### WHAT YOU NEED TO DO
Without the pictures, copy all the entries below exactly.

### RECORDS PROVIDED

· · · ·

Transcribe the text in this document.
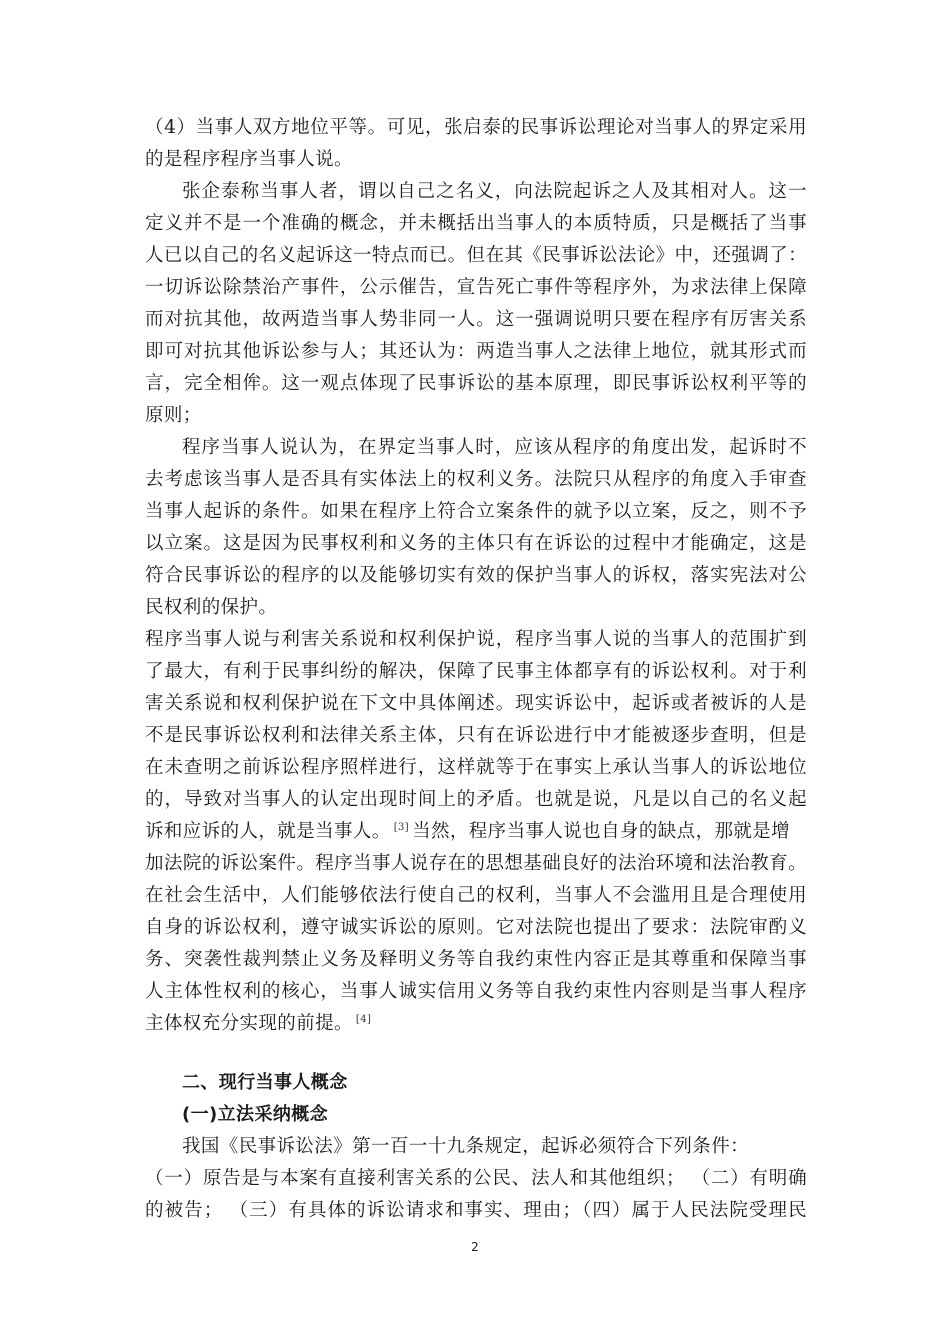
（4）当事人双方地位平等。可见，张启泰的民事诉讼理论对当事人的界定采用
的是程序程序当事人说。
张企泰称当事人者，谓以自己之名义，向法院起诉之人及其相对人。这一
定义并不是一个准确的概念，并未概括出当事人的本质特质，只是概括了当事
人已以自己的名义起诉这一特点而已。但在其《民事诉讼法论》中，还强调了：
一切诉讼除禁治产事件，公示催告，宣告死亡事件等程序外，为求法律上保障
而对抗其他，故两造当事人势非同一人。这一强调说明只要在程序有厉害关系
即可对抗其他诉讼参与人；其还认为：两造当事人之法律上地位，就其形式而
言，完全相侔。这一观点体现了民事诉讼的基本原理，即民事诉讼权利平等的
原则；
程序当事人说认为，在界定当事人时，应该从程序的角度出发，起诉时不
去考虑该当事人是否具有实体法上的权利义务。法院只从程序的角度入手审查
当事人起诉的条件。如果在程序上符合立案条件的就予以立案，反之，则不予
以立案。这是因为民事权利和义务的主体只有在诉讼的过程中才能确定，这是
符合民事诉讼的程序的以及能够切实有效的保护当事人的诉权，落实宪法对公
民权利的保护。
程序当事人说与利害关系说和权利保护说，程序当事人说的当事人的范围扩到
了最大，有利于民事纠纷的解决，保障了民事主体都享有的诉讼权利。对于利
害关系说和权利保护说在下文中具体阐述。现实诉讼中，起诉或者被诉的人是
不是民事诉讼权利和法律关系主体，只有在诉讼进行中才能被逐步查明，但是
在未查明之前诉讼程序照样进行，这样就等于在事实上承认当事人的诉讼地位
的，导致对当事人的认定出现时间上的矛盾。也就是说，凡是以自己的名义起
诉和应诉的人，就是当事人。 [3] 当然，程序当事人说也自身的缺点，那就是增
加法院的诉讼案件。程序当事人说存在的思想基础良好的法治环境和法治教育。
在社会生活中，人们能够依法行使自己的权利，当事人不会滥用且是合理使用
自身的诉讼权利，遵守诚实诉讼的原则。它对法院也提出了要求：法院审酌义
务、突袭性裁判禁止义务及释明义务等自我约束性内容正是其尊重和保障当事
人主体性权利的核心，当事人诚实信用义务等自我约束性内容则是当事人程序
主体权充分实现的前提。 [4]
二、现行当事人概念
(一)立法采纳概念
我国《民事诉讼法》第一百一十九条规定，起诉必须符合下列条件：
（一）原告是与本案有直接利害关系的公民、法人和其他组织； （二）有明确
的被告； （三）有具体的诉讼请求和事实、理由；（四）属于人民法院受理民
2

· · · ·

### CORRECT ANSWER
Transcribe the text in this document.
（4）当事人双方地位平等。可见，张启泰的民事诉讼理论对当事人的界定采用
的是程序程序当事人说。
张企泰称当事人者，谓以自己之名义，向法院起诉之人及其相对人。这一
定义并不是一个准确的概念，并未概括出当事人的本质特质，只是概括了当事
人已以自己的名义起诉这一特点而已。但在其《民事诉讼法论》中，还强调了：
一切诉讼除禁治产事件，公示催告，宣告死亡事件等程序外，为求法律上保障
而对抗其他，故两造当事人势非同一人。这一强调说明只要在程序有厉害关系
即可对抗其他诉讼参与人；其还认为：两造当事人之法律上地位，就其形式而
言，完全相侔。这一观点体现了民事诉讼的基本原理，即民事诉讼权利平等的
原则；
程序当事人说认为，在界定当事人时，应该从程序的角度出发，起诉时不
去考虑该当事人是否具有实体法上的权利义务。法院只从程序的角度入手审查
当事人起诉的条件。如果在程序上符合立案条件的就予以立案，反之，则不予
以立案。这是因为民事权利和义务的主体只有在诉讼的过程中才能确定，这是
符合民事诉讼的程序的以及能够切实有效的保护当事人的诉权，落实宪法对公
民权利的保护。
程序当事人说与利害关系说和权利保护说，程序当事人说的当事人的范围扩到
了最大，有利于民事纠纷的解决，保障了民事主体都享有的诉讼权利。对于利
害关系说和权利保护说在下文中具体阐述。现实诉讼中，起诉或者被诉的人是
不是民事诉讼权利和法律关系主体，只有在诉讼进行中才能被逐步查明，但是
在未查明之前诉讼程序照样进行，这样就等于在事实上承认当事人的诉讼地位
的，导致对当事人的认定出现时间上的矛盾。也就是说，凡是以自己的名义起
诉和应诉的人，就是当事人。 [3] 当然，程序当事人说也自身的缺点，那就是增
加法院的诉讼案件。程序当事人说存在的思想基础良好的法治环境和法治教育。
在社会生活中，人们能够依法行使自己的权利，当事人不会滥用且是合理使用
自身的诉讼权利，遵守诚实诉讼的原则。它对法院也提出了要求：法院审酌义
务、突袭性裁判禁止义务及释明义务等自我约束性内容正是其尊重和保障当事
人主体性权利的核心，当事人诚实信用义务等自我约束性内容则是当事人程序
主体权充分实现的前提。 [4]
二、现行当事人概念
(一)立法采纳概念
我国《民事诉讼法》第一百一十九条规定，起诉必须符合下列条件：
（一）原告是与本案有直接利害关系的公民、法人和其他组织； （二）有明确
的被告； （三）有具体的诉讼请求和事实、理由；（四）属于人民法院受理民
2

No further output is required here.